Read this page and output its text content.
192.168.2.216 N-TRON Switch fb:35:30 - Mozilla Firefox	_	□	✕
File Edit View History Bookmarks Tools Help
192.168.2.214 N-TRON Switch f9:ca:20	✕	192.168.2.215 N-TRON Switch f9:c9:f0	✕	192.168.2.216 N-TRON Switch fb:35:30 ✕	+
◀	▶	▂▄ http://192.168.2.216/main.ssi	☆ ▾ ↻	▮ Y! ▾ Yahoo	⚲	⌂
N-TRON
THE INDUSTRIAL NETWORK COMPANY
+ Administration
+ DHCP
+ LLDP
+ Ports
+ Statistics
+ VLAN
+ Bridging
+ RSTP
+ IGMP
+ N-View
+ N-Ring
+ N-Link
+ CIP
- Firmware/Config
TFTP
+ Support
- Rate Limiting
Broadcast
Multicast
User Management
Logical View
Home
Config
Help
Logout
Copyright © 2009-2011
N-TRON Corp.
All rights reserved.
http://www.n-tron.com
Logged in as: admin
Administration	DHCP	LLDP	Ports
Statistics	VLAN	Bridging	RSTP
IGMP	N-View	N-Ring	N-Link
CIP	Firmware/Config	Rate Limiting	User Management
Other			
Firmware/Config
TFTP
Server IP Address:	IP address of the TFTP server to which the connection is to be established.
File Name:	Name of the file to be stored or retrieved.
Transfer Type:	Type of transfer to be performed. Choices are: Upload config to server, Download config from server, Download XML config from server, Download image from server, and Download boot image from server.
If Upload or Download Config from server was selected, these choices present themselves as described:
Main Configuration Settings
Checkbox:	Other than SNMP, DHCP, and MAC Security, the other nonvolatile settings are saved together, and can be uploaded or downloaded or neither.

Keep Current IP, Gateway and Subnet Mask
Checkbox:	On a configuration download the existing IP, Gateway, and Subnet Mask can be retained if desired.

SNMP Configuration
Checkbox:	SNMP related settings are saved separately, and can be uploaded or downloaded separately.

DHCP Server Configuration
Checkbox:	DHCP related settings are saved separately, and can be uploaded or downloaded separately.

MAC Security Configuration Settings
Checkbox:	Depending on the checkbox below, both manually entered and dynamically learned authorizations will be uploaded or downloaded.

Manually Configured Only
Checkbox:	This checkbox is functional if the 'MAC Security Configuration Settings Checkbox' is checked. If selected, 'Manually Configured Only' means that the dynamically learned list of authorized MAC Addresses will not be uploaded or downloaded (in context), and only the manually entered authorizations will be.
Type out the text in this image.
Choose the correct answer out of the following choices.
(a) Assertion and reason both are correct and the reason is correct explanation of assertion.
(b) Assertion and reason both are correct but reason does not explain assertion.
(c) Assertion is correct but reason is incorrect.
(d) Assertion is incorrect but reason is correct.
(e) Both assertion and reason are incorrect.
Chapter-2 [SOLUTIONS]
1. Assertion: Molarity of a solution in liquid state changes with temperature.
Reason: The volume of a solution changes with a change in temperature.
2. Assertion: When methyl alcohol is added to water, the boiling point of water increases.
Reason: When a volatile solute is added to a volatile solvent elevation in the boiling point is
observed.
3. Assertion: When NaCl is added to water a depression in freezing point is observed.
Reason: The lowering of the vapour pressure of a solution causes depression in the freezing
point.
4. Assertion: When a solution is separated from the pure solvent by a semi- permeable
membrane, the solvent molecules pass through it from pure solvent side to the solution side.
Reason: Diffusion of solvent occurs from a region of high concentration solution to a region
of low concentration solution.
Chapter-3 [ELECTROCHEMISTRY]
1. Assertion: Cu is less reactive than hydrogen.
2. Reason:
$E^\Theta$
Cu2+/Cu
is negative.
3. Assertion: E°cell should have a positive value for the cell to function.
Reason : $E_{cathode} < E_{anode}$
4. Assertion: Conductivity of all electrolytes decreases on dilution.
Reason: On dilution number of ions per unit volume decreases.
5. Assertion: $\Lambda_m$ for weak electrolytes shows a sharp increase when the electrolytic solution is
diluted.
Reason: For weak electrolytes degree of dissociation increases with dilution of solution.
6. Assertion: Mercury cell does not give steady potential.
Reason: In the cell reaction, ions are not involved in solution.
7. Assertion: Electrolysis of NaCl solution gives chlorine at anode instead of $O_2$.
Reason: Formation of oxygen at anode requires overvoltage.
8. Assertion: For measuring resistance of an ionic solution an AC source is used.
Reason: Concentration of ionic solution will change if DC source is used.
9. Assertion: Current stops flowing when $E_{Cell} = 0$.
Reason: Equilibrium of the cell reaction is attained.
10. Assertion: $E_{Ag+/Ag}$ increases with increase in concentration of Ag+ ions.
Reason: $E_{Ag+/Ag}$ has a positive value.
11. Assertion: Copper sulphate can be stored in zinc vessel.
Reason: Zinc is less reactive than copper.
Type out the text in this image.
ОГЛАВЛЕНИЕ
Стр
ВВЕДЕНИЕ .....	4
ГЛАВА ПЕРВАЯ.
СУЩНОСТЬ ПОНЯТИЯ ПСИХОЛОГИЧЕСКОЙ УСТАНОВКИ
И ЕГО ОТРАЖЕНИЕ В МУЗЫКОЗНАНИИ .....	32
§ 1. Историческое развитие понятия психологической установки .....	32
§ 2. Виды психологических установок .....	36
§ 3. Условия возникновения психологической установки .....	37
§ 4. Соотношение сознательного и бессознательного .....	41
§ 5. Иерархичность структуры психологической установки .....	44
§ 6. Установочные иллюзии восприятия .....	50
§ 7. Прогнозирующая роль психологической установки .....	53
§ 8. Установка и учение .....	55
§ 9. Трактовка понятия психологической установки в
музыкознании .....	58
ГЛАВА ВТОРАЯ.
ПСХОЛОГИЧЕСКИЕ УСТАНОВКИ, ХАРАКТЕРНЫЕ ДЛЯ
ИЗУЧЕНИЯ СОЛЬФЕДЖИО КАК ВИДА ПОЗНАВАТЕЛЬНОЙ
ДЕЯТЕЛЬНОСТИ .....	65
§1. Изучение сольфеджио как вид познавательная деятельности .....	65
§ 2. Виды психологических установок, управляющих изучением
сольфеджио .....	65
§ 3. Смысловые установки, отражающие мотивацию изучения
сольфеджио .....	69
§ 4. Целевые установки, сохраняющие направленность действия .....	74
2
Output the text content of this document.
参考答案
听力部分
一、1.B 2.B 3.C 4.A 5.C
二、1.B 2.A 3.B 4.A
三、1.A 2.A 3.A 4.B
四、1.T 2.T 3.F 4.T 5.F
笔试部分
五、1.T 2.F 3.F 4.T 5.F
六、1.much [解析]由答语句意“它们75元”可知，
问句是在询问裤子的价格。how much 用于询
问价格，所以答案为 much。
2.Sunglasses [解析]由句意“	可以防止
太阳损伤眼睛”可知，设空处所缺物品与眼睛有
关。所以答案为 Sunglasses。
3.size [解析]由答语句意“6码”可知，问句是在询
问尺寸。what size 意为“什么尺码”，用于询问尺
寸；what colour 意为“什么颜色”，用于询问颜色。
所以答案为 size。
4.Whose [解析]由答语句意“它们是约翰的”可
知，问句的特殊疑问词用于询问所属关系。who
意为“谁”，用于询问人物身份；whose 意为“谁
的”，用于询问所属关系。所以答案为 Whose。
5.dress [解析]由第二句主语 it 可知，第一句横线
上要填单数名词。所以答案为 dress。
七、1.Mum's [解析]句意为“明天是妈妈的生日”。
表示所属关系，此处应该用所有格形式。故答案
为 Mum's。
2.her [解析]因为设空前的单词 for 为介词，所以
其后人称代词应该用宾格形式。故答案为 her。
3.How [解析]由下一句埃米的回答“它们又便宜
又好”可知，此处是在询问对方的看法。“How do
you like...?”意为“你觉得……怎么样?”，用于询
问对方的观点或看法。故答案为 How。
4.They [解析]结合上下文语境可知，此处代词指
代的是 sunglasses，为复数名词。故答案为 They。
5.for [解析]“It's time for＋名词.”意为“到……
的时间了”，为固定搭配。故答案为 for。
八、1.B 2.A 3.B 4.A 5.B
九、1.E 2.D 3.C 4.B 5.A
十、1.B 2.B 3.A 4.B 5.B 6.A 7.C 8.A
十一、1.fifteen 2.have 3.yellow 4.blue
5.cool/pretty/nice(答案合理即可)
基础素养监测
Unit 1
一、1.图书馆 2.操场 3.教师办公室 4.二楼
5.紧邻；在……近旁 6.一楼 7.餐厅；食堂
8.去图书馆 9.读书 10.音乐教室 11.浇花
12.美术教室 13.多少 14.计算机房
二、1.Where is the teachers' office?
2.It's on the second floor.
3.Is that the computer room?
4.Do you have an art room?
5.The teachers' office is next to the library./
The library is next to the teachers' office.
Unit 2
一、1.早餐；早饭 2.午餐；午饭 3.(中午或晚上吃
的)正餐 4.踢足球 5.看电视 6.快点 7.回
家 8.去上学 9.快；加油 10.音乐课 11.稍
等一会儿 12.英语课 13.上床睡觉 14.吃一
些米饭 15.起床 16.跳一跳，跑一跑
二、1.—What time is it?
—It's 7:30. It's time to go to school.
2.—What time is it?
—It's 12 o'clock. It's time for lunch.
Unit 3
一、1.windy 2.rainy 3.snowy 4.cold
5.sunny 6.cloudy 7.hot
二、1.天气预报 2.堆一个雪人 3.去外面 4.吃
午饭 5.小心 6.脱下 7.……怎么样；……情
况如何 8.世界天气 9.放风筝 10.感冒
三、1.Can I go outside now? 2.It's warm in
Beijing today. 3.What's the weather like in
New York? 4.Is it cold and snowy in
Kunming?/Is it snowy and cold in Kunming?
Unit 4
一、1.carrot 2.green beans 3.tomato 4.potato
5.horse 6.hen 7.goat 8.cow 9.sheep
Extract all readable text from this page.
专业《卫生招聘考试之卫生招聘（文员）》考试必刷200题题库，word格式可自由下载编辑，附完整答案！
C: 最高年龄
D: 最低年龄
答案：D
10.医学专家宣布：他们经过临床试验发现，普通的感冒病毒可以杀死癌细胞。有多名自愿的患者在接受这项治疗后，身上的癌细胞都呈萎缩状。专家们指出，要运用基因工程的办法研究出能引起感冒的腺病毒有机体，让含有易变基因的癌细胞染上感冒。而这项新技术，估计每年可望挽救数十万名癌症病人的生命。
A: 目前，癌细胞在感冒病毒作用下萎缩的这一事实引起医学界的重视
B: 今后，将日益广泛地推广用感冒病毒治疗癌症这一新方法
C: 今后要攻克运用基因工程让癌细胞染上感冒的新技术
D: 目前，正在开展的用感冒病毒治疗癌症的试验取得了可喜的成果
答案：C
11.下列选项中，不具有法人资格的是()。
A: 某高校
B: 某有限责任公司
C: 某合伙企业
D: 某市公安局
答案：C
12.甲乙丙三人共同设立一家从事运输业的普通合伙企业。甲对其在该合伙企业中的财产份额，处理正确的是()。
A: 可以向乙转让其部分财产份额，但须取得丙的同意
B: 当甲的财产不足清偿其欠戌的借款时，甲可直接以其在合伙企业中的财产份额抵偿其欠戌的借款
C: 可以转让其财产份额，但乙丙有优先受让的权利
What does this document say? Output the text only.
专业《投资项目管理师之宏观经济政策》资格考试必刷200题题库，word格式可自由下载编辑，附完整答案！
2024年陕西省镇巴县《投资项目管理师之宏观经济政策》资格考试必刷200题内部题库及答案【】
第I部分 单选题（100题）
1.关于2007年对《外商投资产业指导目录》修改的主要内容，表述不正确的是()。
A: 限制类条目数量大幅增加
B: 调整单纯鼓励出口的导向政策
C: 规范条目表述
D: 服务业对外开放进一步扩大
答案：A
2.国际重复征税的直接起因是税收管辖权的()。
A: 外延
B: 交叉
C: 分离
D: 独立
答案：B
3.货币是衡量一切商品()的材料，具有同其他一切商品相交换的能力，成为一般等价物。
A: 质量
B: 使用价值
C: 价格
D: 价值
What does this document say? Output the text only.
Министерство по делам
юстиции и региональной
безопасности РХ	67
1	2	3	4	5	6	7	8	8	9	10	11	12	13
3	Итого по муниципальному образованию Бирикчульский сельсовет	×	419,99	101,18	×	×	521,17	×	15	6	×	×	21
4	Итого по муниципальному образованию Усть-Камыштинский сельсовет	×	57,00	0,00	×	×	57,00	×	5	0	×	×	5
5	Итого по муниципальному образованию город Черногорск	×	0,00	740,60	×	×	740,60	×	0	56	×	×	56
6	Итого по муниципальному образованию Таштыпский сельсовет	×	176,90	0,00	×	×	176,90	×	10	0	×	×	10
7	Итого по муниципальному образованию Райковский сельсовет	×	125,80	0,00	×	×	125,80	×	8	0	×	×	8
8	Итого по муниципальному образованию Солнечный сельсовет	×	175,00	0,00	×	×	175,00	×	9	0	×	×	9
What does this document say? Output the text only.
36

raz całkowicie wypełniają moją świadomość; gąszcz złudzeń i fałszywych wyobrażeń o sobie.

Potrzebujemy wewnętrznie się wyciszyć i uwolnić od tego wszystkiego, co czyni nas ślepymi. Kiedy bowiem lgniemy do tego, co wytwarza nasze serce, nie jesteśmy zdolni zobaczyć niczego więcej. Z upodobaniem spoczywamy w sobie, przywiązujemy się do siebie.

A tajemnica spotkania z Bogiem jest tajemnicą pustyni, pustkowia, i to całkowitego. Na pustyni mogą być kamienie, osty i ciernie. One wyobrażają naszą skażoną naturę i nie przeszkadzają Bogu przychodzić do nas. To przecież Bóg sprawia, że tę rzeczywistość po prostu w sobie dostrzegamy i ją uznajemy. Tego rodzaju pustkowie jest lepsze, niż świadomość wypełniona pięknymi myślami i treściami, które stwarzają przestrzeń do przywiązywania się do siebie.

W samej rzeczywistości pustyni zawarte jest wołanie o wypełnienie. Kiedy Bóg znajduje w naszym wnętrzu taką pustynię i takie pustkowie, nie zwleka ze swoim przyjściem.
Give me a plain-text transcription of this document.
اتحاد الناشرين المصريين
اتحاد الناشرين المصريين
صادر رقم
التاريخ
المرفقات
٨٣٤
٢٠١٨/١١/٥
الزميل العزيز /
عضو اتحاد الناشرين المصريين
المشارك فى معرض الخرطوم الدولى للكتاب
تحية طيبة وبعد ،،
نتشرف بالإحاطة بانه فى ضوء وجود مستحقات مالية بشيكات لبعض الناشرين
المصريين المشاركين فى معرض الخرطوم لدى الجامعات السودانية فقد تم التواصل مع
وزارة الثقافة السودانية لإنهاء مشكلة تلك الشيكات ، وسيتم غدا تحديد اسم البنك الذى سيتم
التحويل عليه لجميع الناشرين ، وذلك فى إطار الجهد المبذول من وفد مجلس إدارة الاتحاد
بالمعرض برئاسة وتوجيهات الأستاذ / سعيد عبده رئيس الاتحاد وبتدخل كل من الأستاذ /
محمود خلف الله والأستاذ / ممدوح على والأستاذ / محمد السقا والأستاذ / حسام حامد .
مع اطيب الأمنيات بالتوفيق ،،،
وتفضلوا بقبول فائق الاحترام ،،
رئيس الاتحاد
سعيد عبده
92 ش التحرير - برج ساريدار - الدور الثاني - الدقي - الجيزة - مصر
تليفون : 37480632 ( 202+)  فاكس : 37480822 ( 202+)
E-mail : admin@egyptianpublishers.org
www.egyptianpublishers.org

What you are asked to do → Each line that has the word "Administration" should be copied.

Solution for this task →
+ Administration
Administration	DHCP	LLDP	Ports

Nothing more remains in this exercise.